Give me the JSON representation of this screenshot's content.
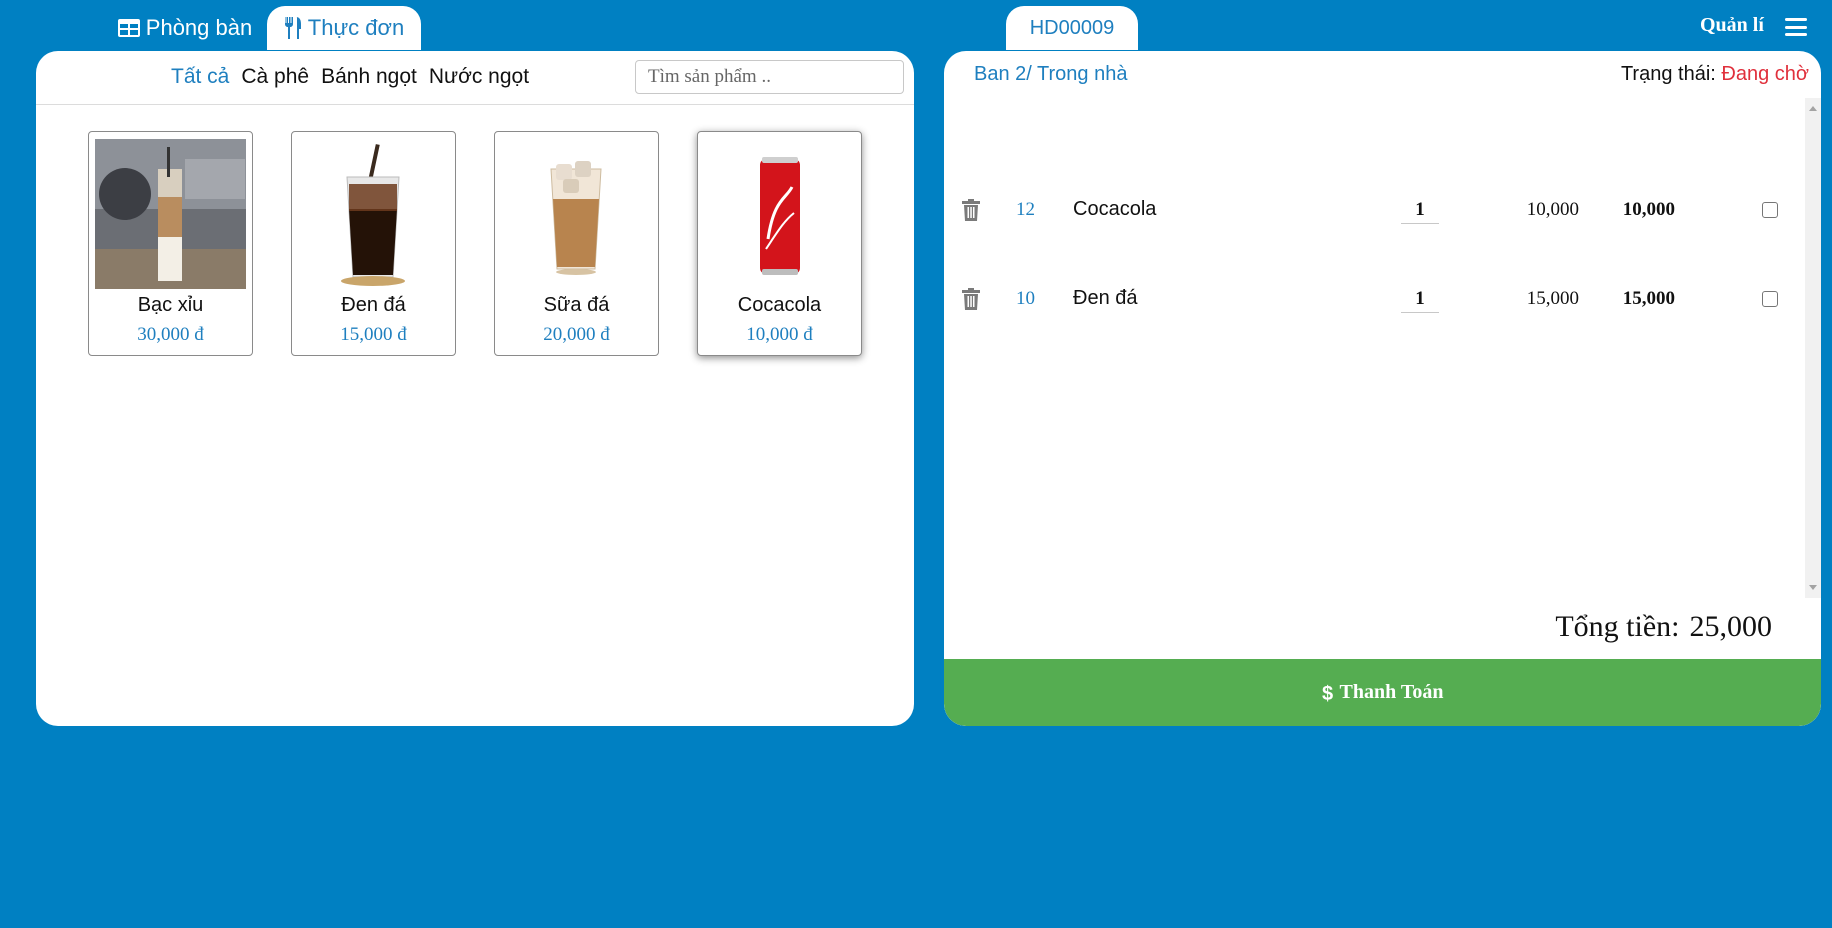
{
  "nav": {
    "rooms_tab": "Phòng bàn",
    "menu_tab": "Thực đơn",
    "invoice_tab": "HD00009",
    "manage": "Quản lí"
  },
  "categories": [
    "Tất cả",
    "Cà phê",
    "Bánh ngọt",
    "Nước ngọt"
  ],
  "active_category": "Tất cả",
  "search": {
    "placeholder": "Tìm sản phẩm .."
  },
  "products": [
    {
      "name": "Bạc xỉu",
      "price": "30,000 đ"
    },
    {
      "name": "Đen đá",
      "price": "15,000 đ"
    },
    {
      "name": "Sữa đá",
      "price": "20,000 đ"
    },
    {
      "name": "Cocacola",
      "price": "10,000 đ"
    }
  ],
  "order": {
    "table": "Ban 2/ Trong nhà",
    "status_label": "Trạng thái:",
    "status_value": "Đang chờ",
    "items": [
      {
        "code": "12",
        "name": "Cocacola",
        "qty": "1",
        "unit_price": "10,000",
        "total": "10,000"
      },
      {
        "code": "10",
        "name": "Đen đá",
        "qty": "1",
        "unit_price": "15,000",
        "total": "15,000"
      }
    ],
    "total_label": "Tổng tiền:",
    "total_value": "25,000",
    "pay_label": "Thanh Toán"
  },
  "colors": {
    "background": "#0080c2",
    "accent": "#1e7fbf",
    "pay": "#55ad51",
    "status": "#e0303c"
  }
}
━━━━━━
• [THE EXERCISE]: Quote each record exactly as it stands, minus the pictures.

• [RESPONSE FOR THIS EXERCISE]:
Give me the JSON representation of this screenshot's content.
{
  "nav": {
    "rooms_tab": "Phòng bàn",
    "menu_tab": "Thực đơn",
    "invoice_tab": "HD00009",
    "manage": "Quản lí"
  },
  "categories": [
    "Tất cả",
    "Cà phê",
    "Bánh ngọt",
    "Nước ngọt"
  ],
  "active_category": "Tất cả",
  "search": {
    "placeholder": "Tìm sản phẩm .."
  },
  "products": [
    {
      "name": "Bạc xỉu",
      "price": "30,000 đ"
    },
    {
      "name": "Đen đá",
      "price": "15,000 đ"
    },
    {
      "name": "Sữa đá",
      "price": "20,000 đ"
    },
    {
      "name": "Cocacola",
      "price": "10,000 đ"
    }
  ],
  "order": {
    "table": "Ban 2/ Trong nhà",
    "status_label": "Trạng thái:",
    "status_value": "Đang chờ",
    "items": [
      {
        "code": "12",
        "name": "Cocacola",
        "qty": "1",
        "unit_price": "10,000",
        "total": "10,000"
      },
      {
        "code": "10",
        "name": "Đen đá",
        "qty": "1",
        "unit_price": "15,000",
        "total": "15,000"
      }
    ],
    "total_label": "Tổng tiền:",
    "total_value": "25,000",
    "pay_label": "Thanh Toán"
  },
  "colors": {
    "background": "#0080c2",
    "accent": "#1e7fbf",
    "pay": "#55ad51",
    "status": "#e0303c"
  }
}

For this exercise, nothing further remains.